### Request 1
What are the section headings in the Whisper notebook?

### Page text
### Get audio from microphone

In [None]:
from ipywebrtc import AudioRecorder, CameraStream
from IPython.display import Audio

In [None]:
camera = CameraStream(constraints={'audio': True,'video':False})
recorder = AudioRecorder(stream=camera)
recorder

### Setup model

In [None]:
import whisper

In [None]:
model = whisper.load_model("large")

### Detect, transcribe and translate audio

In [None]:
# load audio and pad/trim it to fit 30 seconds
audio = whisper.load_audio(rec_file_name)
audio = whisper.pad_or_trim(audio)

# make log-Mel spectrogram and move to the same device as the model
mel = whisper.log_mel_spectrogram(audio).to(model.device)

# detect the spoken language
_, probs = model.detect_language(mel)
print(f"Detected language: {max(probs, key=probs.get)}")

# transcribe the spoken audio (corrective feedback for user who does not speak English)
options = whisper.DecodingOptions(fp16 = False, task="transcribe")
result = whisper.decode(model, mel, options)

# print the recognized text
print(result.text)

# translate the spoken audio (for use with DALL-E-2)
options = whisper.DecodingOptions(fp16 = False, task="translate")
result = whisper.decode(model, mel, options)

# print the translated text
print(result.text)

### Generate images using DeepAI's `stable-diffusion`

In [None]:
import urllib
from PIL import Image
import requests

r = requests.post(
    "https://api.deepai.org/api/stable-diffusion",
    data={
        'text': result.text,
    },
    headers={'api-key': 'quickstart-QUdJIGlzIGNvbWluZy4uLi4K'}
)
im = Image.open(urllib.request.urlopen(r.json()['output_url']))
display(im)

### Choose an image to save

In [None]:
choice = 3

w, h = im.size
if choice == 0:
    im1 = im.crop((0, 0, int(w/2), int(h/2)))
elif choice == 1:
    im1 = im.crop((int(w/2), 0, int(w), int(h/2)))
elif choice == 2:
    im1 = im.crop((0, int(h/2), int(w/2), int(h)))
elif choice == 3:
    im1 = im.crop((int(w/2), int(h/2), int(w), int(h)))

display(im1)
    
im1.save(result.text.replace(" ", "_") + ".png")

### Extracted data
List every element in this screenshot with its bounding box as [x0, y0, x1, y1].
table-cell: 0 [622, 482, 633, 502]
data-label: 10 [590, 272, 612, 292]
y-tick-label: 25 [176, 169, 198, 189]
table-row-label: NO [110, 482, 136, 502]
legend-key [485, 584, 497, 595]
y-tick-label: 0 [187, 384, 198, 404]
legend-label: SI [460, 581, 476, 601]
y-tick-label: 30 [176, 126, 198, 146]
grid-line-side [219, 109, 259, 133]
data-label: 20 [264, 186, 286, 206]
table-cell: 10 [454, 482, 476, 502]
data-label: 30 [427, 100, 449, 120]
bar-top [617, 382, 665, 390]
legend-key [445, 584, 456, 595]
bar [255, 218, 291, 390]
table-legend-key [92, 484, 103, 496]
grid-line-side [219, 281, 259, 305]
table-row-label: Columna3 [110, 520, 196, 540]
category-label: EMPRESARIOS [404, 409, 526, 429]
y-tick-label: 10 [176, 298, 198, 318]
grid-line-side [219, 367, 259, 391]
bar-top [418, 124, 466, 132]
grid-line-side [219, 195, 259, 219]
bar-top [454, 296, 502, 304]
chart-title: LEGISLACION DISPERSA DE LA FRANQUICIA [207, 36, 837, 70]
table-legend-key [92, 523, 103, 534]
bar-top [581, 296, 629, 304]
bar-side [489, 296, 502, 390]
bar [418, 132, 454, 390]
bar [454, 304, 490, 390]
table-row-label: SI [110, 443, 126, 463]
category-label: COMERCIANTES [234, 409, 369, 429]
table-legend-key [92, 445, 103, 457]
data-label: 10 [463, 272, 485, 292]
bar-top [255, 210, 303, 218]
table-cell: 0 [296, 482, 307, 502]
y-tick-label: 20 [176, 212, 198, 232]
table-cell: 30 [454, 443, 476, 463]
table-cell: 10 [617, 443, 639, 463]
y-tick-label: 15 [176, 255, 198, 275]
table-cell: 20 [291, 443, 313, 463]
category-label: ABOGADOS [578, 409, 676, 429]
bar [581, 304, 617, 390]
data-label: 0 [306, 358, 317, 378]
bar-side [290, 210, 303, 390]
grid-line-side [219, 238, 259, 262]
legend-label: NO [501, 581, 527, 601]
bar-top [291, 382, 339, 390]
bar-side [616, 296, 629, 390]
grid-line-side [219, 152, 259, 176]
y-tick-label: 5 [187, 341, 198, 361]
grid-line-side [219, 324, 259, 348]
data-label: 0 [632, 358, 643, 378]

### Request 2
Reproduce the records from their first line down to the line containing "grid-line-side [219, 109, 259, 133]", with both of those lines included.

### Result 1
- Get audio from microphone
- Setup model
- Detect, transcribe and translate audio
- Generate images using DeepAI's `stable-diffusion`
- Choose an image to save

### Result 2
List every element in this screenshot with its bounding box as [x0, y0, x1, y1].
table-cell: 0 [622, 482, 633, 502]
data-label: 10 [590, 272, 612, 292]
y-tick-label: 25 [176, 169, 198, 189]
table-row-label: NO [110, 482, 136, 502]
legend-key [485, 584, 497, 595]
y-tick-label: 0 [187, 384, 198, 404]
legend-label: SI [460, 581, 476, 601]
y-tick-label: 30 [176, 126, 198, 146]
grid-line-side [219, 109, 259, 133]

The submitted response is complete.